───── Materials provided
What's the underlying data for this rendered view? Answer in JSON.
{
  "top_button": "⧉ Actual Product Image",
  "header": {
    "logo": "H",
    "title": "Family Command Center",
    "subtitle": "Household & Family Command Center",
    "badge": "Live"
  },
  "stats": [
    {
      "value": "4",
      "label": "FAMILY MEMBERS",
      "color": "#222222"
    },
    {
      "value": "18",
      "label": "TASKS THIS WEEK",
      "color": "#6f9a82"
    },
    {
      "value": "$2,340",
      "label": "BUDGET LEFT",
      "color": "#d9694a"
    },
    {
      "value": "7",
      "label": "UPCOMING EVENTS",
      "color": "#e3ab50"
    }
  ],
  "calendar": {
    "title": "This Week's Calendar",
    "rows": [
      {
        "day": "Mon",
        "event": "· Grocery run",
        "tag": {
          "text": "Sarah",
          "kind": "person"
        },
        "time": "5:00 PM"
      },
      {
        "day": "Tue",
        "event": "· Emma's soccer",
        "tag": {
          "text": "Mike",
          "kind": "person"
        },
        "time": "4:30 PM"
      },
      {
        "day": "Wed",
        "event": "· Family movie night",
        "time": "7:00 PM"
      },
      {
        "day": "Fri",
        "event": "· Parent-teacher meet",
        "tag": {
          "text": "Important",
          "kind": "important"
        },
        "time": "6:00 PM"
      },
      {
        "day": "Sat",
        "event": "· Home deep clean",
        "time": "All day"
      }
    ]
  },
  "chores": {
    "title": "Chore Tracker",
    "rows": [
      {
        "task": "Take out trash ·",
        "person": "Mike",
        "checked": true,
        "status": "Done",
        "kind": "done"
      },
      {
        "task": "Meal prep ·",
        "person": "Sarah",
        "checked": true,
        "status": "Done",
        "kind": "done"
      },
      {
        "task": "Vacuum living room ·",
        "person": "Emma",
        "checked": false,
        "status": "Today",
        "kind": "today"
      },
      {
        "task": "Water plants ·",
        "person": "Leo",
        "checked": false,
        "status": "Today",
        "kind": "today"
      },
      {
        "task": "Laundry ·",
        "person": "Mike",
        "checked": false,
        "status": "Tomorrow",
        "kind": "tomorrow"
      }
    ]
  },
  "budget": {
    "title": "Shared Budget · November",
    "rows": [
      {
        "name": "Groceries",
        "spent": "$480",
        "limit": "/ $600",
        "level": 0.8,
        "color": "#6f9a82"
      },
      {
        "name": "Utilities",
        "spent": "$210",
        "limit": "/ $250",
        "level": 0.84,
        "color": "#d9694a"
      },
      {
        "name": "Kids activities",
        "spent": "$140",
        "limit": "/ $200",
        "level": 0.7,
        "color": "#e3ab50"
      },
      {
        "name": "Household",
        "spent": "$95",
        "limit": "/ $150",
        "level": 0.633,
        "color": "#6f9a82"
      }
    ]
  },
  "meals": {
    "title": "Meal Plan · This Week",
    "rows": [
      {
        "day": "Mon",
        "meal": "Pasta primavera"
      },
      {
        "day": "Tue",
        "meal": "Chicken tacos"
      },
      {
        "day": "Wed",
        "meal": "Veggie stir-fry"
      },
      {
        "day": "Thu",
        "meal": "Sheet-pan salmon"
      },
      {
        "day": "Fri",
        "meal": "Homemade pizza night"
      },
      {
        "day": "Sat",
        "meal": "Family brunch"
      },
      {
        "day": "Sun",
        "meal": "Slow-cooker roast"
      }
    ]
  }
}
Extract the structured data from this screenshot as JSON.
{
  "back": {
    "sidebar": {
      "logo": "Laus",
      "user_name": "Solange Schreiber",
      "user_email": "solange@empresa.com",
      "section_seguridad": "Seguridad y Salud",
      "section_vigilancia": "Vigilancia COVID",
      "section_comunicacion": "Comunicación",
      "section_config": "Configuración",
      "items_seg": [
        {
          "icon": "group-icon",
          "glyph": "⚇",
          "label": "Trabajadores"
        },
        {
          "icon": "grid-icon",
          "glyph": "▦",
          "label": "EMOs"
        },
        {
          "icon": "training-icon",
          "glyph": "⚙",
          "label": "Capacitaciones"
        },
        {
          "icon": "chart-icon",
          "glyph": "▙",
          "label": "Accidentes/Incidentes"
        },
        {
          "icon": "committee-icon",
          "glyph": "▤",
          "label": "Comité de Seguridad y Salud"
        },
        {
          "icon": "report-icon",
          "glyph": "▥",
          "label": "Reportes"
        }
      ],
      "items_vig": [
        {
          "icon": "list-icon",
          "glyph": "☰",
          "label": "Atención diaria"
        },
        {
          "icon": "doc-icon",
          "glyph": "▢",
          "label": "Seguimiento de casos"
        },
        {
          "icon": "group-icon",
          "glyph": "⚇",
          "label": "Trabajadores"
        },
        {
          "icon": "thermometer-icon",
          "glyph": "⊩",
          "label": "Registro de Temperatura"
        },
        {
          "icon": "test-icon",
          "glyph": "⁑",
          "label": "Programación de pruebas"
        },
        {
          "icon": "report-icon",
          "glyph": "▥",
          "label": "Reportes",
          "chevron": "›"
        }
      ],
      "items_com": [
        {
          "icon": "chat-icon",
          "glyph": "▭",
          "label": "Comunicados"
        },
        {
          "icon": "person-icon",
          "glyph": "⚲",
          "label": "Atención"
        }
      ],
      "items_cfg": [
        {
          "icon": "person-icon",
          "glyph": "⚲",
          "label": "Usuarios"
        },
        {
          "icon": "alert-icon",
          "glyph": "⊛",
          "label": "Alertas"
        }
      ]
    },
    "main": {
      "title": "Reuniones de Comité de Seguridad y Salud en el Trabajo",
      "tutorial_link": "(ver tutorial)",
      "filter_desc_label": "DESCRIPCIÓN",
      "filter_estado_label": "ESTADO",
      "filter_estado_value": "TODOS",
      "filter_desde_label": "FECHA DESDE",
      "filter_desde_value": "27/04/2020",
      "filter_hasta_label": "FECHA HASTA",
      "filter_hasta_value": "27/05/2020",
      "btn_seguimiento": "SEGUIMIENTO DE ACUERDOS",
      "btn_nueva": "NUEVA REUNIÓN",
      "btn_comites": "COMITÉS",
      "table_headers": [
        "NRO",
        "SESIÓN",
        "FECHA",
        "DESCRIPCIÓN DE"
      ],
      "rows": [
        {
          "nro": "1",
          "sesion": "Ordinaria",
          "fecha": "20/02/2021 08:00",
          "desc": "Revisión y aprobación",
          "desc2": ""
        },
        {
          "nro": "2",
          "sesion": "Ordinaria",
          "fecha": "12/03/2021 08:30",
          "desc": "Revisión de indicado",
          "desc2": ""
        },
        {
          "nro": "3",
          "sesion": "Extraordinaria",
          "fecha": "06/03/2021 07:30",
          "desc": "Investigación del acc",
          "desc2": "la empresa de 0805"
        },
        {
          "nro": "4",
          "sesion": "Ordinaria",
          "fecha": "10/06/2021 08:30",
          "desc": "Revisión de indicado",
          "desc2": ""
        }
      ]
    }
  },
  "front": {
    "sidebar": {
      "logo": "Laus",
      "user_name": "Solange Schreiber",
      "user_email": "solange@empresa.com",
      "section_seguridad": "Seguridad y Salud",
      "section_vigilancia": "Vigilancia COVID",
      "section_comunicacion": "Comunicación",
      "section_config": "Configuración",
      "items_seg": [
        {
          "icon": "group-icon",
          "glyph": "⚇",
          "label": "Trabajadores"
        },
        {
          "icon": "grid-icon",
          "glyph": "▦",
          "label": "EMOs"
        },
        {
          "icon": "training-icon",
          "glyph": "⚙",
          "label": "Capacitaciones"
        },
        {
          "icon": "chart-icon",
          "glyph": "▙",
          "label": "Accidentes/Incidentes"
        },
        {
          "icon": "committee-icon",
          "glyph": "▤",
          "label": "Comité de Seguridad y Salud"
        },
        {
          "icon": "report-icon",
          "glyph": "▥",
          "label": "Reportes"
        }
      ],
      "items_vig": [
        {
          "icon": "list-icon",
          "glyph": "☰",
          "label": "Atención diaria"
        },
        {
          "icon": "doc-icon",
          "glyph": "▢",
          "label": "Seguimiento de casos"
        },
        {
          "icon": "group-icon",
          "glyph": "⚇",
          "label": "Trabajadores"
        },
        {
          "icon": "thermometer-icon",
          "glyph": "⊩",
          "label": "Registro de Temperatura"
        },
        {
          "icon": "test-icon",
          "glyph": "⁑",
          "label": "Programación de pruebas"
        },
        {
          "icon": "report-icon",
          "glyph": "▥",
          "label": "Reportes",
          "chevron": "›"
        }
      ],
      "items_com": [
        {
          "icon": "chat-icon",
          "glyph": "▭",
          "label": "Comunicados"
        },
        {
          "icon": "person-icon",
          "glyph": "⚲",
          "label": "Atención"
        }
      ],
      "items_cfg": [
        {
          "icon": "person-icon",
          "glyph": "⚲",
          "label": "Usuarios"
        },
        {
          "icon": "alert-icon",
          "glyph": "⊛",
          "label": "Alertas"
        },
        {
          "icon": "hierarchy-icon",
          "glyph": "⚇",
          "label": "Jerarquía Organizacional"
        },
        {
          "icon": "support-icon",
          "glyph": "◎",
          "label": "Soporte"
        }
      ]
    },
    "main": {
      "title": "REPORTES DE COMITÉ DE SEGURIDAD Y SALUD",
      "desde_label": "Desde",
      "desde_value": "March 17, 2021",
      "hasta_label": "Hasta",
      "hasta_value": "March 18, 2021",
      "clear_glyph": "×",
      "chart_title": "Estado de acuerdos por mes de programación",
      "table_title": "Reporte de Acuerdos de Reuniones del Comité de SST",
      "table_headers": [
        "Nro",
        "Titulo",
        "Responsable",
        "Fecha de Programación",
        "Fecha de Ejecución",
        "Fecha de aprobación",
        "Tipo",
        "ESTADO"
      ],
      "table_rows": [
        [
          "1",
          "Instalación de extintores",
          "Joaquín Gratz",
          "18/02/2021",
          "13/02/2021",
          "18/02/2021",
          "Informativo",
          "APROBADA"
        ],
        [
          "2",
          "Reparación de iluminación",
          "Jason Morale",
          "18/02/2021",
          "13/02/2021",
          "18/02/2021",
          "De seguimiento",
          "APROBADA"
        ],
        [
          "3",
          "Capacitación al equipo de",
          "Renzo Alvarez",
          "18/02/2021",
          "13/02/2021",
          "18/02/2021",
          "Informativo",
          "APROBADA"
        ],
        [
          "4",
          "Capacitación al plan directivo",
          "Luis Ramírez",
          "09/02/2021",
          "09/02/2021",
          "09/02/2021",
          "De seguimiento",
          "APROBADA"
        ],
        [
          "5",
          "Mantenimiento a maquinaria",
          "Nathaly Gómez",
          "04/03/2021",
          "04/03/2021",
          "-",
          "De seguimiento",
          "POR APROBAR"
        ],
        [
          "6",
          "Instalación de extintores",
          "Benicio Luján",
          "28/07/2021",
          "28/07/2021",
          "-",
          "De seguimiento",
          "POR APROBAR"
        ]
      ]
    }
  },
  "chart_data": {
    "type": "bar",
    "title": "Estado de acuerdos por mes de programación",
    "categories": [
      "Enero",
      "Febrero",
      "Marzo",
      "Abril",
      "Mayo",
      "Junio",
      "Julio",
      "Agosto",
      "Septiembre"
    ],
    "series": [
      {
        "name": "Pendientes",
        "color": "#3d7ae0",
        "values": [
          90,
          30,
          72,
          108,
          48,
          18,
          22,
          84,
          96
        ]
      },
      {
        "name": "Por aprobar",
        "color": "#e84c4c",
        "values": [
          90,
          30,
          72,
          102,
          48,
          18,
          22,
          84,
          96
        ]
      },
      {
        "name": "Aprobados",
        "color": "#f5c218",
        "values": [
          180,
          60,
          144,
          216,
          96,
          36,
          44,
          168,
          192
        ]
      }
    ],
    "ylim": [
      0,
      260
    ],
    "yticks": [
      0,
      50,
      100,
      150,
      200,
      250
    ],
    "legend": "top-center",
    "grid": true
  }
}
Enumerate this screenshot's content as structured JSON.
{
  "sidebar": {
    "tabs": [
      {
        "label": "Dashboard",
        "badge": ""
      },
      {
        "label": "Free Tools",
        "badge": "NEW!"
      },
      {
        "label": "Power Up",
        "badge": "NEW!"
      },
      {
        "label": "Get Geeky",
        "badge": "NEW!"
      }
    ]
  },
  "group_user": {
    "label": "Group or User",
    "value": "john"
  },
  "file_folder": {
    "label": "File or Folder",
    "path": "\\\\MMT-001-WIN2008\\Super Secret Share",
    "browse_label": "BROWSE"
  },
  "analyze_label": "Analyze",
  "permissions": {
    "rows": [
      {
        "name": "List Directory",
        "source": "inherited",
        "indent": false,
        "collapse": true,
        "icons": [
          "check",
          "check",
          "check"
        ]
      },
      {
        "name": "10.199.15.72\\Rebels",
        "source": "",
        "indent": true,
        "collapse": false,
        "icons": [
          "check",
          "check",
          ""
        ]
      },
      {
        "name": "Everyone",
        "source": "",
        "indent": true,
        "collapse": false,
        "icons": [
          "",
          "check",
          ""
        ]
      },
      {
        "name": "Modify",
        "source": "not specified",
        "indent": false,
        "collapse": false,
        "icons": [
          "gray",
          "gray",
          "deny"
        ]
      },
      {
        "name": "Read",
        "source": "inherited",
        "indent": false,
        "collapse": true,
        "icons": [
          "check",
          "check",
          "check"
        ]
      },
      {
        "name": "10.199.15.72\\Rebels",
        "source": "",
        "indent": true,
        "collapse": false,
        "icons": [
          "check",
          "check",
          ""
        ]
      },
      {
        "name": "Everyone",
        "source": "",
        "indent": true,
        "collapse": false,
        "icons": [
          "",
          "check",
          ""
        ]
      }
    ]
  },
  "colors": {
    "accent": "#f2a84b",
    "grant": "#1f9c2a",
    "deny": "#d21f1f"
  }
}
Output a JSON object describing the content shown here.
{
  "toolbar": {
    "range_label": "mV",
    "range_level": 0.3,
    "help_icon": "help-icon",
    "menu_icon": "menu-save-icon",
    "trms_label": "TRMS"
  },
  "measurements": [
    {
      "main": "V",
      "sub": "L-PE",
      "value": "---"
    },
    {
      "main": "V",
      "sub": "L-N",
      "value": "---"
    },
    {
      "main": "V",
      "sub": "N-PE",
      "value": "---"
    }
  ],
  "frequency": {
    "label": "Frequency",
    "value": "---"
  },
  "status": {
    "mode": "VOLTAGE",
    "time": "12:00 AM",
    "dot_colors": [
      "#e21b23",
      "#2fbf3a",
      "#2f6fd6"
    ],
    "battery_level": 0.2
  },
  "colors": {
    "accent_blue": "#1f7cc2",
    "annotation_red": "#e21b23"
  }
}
──────────
• _Exercise_
Return all lines of the material above in which the word "text" occurs.

• _Result of the task_
          "text": "Sarah",
          "text": "Mike",
          "text": "Important",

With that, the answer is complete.